*** Opening Excerpted records ***

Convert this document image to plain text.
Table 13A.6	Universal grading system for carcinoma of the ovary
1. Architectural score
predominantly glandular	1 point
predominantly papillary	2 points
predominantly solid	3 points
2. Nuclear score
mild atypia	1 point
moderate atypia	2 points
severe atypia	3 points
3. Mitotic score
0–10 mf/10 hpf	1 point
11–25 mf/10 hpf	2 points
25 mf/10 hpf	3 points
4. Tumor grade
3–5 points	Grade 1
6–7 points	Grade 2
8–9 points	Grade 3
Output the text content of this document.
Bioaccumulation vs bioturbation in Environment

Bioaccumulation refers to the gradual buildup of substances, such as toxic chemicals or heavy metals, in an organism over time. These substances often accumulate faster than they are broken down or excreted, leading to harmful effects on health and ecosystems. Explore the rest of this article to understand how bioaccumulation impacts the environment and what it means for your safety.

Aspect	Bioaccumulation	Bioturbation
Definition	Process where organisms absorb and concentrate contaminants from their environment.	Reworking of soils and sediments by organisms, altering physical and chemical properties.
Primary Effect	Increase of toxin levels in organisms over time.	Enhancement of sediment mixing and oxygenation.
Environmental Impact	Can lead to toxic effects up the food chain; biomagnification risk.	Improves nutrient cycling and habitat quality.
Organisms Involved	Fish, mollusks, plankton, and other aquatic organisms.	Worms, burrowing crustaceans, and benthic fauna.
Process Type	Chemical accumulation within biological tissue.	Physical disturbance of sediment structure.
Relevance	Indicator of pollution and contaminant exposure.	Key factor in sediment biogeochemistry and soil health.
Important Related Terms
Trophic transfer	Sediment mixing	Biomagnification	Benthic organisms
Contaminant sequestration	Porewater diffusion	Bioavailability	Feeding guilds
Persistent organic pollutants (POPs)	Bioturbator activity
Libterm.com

*** Closing Excerpted records ***

A complete, exact copy of the entries is required.

(Written answer)
Convert this document image to plain text.
Table 13A.6	Universal grading system for carcinoma of the ovary
1. Architectural score
predominantly glandular	1 point
predominantly papillary	2 points
predominantly solid	3 points
2. Nuclear score
mild atypia	1 point
moderate atypia	2 points
severe atypia	3 points
3. Mitotic score
0–10 mf/10 hpf	1 point
11–25 mf/10 hpf	2 points
25 mf/10 hpf	3 points
4. Tumor grade
3–5 points	Grade 1
6–7 points	Grade 2
8–9 points	Grade 3
Output the text content of this document.
Bioaccumulation vs bioturbation in Environment

Bioaccumulation refers to the gradual buildup of substances, such as toxic chemicals or heavy metals, in an organism over time. These substances often accumulate faster than they are broken down or excreted, leading to harmful effects on health and ecosystems. Explore the rest of this article to understand how bioaccumulation impacts the environment and what it means for your safety.

Aspect	Bioaccumulation	Bioturbation
Definition	Process where organisms absorb and concentrate contaminants from their environment.	Reworking of soils and sediments by organisms, altering physical and chemical properties.
Primary Effect	Increase of toxin levels in organisms over time.	Enhancement of sediment mixing and oxygenation.
Environmental Impact	Can lead to toxic effects up the food chain; biomagnification risk.	Improves nutrient cycling and habitat quality.
Organisms Involved	Fish, mollusks, plankton, and other aquatic organisms.	Worms, burrowing crustaceans, and benthic fauna.
Process Type	Chemical accumulation within biological tissue.	Physical disturbance of sediment structure.
Relevance	Indicator of pollution and contaminant exposure.	Key factor in sediment biogeochemistry and soil health.
Important Related Terms
Trophic transfer	Sediment mixing	Biomagnification	Benthic organisms
Contaminant sequestration	Porewater diffusion	Bioavailability	Feeding guilds
Persistent organic pollutants (POPs)	Bioturbator activity
Libterm.com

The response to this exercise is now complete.